▶ Required work:
Reproduce every entry below precisely. Pictures are excluded from the copy.

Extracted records

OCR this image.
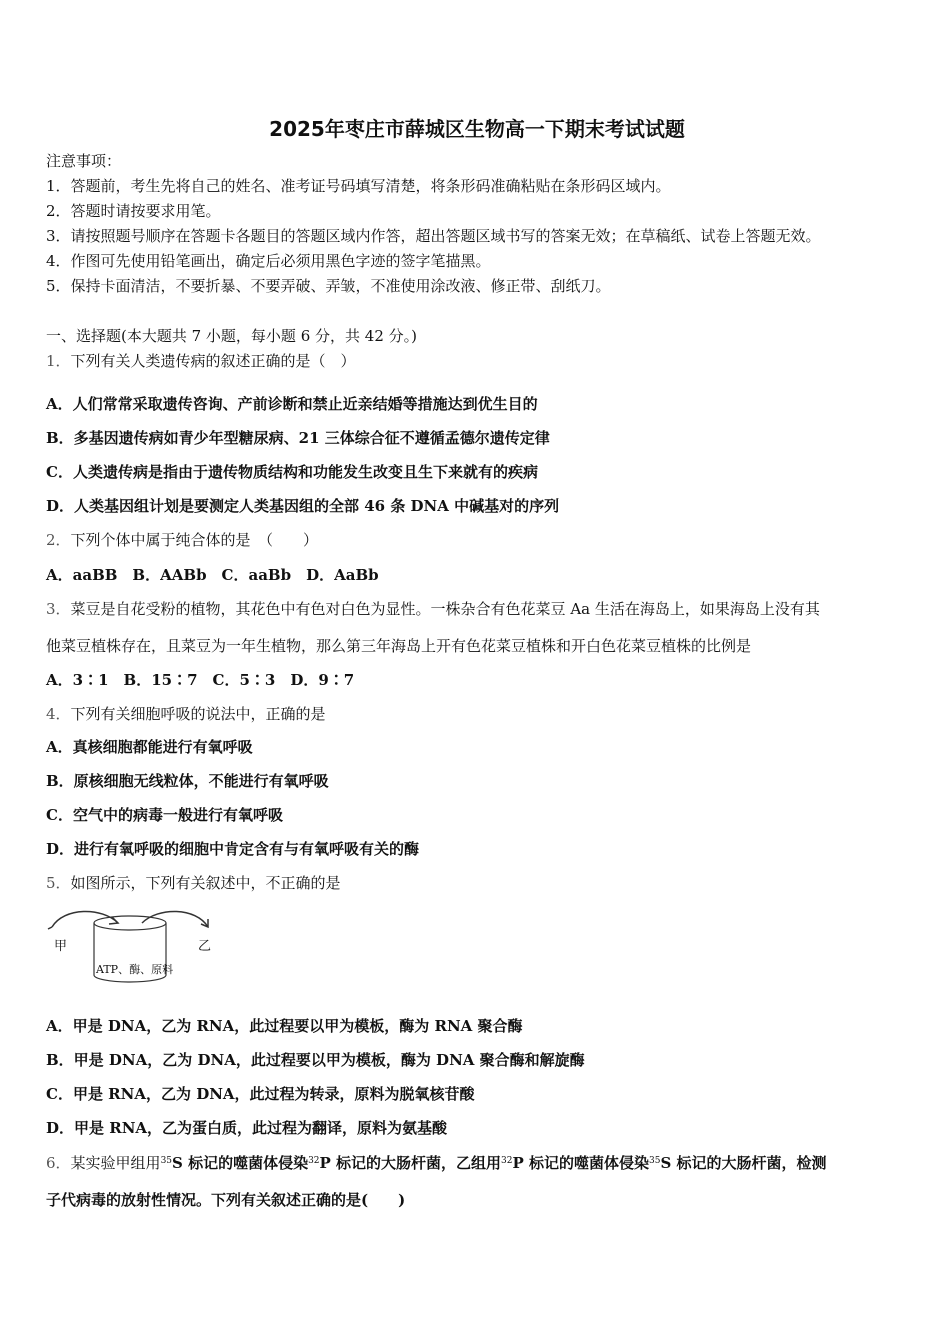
2025年枣庄市薛城区生物高一下期末考试试题
注意事项：
1．答题前，考生先将自己的姓名、准考证号码填写清楚，将条形码准确粘贴在条形码区域内。
2．答题时请按要求用笔。
3．请按照题号顺序在答题卡各题目的答题区域内作答，超出答题区域书写的答案无效；在草稿纸、试卷上答题无效。
4．作图可先使用铅笔画出，确定后必须用黑色字迹的签字笔描黑。
5．保持卡面清洁，不要折暴、不要弄破、弄皱，不准使用涂改液、修正带、刮纸刀。
一、选择题(本大题共 7 小题，每小题 6 分，共 42 分。)
1．下列有关人类遗传病的叙述正确的是（　）
A．人们常常采取遗传咨询、产前诊断和禁止近亲结婚等措施达到优生目的
B．多基因遗传病如青少年型糖尿病、21 三体综合征不遵循孟德尔遗传定律
C．人类遗传病是指由于遗传物质结构和功能发生改变且生下来就有的疾病
D．人类基因组计划是要测定人类基因组的全部 46 条 DNA 中碱基对的序列
2．下列个体中属于纯合体的是　（　　）
A．aaBB　B．AABb　C．aaBb　D．AaBb
3．菜豆是自花受粉的植物，其花色中有色对白色为显性。一株杂合有色花菜豆 Aa 生活在海岛上，如果海岛上没有其
他菜豆植株存在，且菜豆为一年生植物，那么第三年海岛上开有色花菜豆植株和开白色花菜豆植株的比例是
A．3∶1　B．15∶7　C．5∶3　D．9∶7
4．下列有关细胞呼吸的说法中，正确的是
A．真核细胞都能进行有氧呼吸
B．原核细胞无线粒体，不能进行有氧呼吸
C．空气中的病毒一般进行有氧呼吸
D．进行有氧呼吸的细胞中肯定含有与有氧呼吸有关的酶
5．如图所示，下列有关叙述中，不正确的是
甲	乙
ATP、酶、原料
A．甲是 DNA，乙为 RNA，此过程要以甲为模板，酶为 RNA 聚合酶
B．甲是 DNA，乙为 DNA，此过程要以甲为模板，酶为 DNA 聚合酶和解旋酶
C．甲是 RNA，乙为 DNA，此过程为转录，原料为脱氧核苷酸
D．甲是 RNA，乙为蛋白质，此过程为翻译，原料为氨基酸
6．某实验甲组用$^{35}$S 标记的噬菌体侵染$^{32}$P 标记的大肠杆菌，乙组用$^{32}$P 标记的噬菌体侵染$^{35}$S 标记的大肠杆菌，检测
子代病毒的放射性情况。下列有关叙述正确的是(　　)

▶ Answer:
OCR this image.
2025年枣庄市薛城区生物高一下期末考试试题
注意事项：
1．答题前，考生先将自己的姓名、准考证号码填写清楚，将条形码准确粘贴在条形码区域内。
2．答题时请按要求用笔。
3．请按照题号顺序在答题卡各题目的答题区域内作答，超出答题区域书写的答案无效；在草稿纸、试卷上答题无效。
4．作图可先使用铅笔画出，确定后必须用黑色字迹的签字笔描黑。
5．保持卡面清洁，不要折暴、不要弄破、弄皱，不准使用涂改液、修正带、刮纸刀。
一、选择题(本大题共 7 小题，每小题 6 分，共 42 分。)
1．下列有关人类遗传病的叙述正确的是（　）
A．人们常常采取遗传咨询、产前诊断和禁止近亲结婚等措施达到优生目的
B．多基因遗传病如青少年型糖尿病、21 三体综合征不遵循孟德尔遗传定律
C．人类遗传病是指由于遗传物质结构和功能发生改变且生下来就有的疾病
D．人类基因组计划是要测定人类基因组的全部 46 条 DNA 中碱基对的序列
2．下列个体中属于纯合体的是　（　　）
A．aaBB　B．AABb　C．aaBb　D．AaBb
3．菜豆是自花受粉的植物，其花色中有色对白色为显性。一株杂合有色花菜豆 Aa 生活在海岛上，如果海岛上没有其
他菜豆植株存在，且菜豆为一年生植物，那么第三年海岛上开有色花菜豆植株和开白色花菜豆植株的比例是
A．3∶1　B．15∶7　C．5∶3　D．9∶7
4．下列有关细胞呼吸的说法中，正确的是
A．真核细胞都能进行有氧呼吸
B．原核细胞无线粒体，不能进行有氧呼吸
C．空气中的病毒一般进行有氧呼吸
D．进行有氧呼吸的细胞中肯定含有与有氧呼吸有关的酶
5．如图所示，下列有关叙述中，不正确的是
甲	乙
ATP、酶、原料
A．甲是 DNA，乙为 RNA，此过程要以甲为模板，酶为 RNA 聚合酶
B．甲是 DNA，乙为 DNA，此过程要以甲为模板，酶为 DNA 聚合酶和解旋酶
C．甲是 RNA，乙为 DNA，此过程为转录，原料为脱氧核苷酸
D．甲是 RNA，乙为蛋白质，此过程为翻译，原料为氨基酸
6．某实验甲组用$^{35}$S 标记的噬菌体侵染$^{32}$P 标记的大肠杆菌，乙组用$^{32}$P 标记的噬菌体侵染$^{35}$S 标记的大肠杆菌，检测
子代病毒的放射性情况。下列有关叙述正确的是(　　)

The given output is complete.